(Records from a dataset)
* * * * *
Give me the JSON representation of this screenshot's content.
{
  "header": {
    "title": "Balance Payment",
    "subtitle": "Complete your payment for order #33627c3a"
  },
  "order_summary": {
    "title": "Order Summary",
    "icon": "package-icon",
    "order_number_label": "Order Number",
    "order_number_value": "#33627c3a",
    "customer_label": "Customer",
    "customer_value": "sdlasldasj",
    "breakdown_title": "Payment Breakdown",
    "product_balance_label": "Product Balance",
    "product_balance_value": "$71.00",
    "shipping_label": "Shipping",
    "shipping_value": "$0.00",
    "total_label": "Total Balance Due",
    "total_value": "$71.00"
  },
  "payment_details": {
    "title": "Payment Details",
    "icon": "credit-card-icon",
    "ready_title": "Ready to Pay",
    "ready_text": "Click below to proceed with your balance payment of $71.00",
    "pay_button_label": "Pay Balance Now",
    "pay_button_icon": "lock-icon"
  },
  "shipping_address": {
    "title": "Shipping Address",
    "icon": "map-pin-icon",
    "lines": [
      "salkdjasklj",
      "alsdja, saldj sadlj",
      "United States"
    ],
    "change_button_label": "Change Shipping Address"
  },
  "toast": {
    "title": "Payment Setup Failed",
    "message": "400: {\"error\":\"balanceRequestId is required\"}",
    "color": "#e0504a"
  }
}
* * * * *
■ **YOUR TASK**:
Transcribe the material above in its entirety. Match it exactly.

■ **EXERCISE OUTPUT**:
Give me the JSON representation of this screenshot's content.
{
  "header": {
    "title": "Balance Payment",
    "subtitle": "Complete your payment for order #33627c3a"
  },
  "order_summary": {
    "title": "Order Summary",
    "icon": "package-icon",
    "order_number_label": "Order Number",
    "order_number_value": "#33627c3a",
    "customer_label": "Customer",
    "customer_value": "sdlasldasj",
    "breakdown_title": "Payment Breakdown",
    "product_balance_label": "Product Balance",
    "product_balance_value": "$71.00",
    "shipping_label": "Shipping",
    "shipping_value": "$0.00",
    "total_label": "Total Balance Due",
    "total_value": "$71.00"
  },
  "payment_details": {
    "title": "Payment Details",
    "icon": "credit-card-icon",
    "ready_title": "Ready to Pay",
    "ready_text": "Click below to proceed with your balance payment of $71.00",
    "pay_button_label": "Pay Balance Now",
    "pay_button_icon": "lock-icon"
  },
  "shipping_address": {
    "title": "Shipping Address",
    "icon": "map-pin-icon",
    "lines": [
      "salkdjasklj",
      "alsdja, saldj sadlj",
      "United States"
    ],
    "change_button_label": "Change Shipping Address"
  },
  "toast": {
    "title": "Payment Setup Failed",
    "message": "400: {\"error\":\"balanceRequestId is required\"}",
    "color": "#e0504a"
  }
}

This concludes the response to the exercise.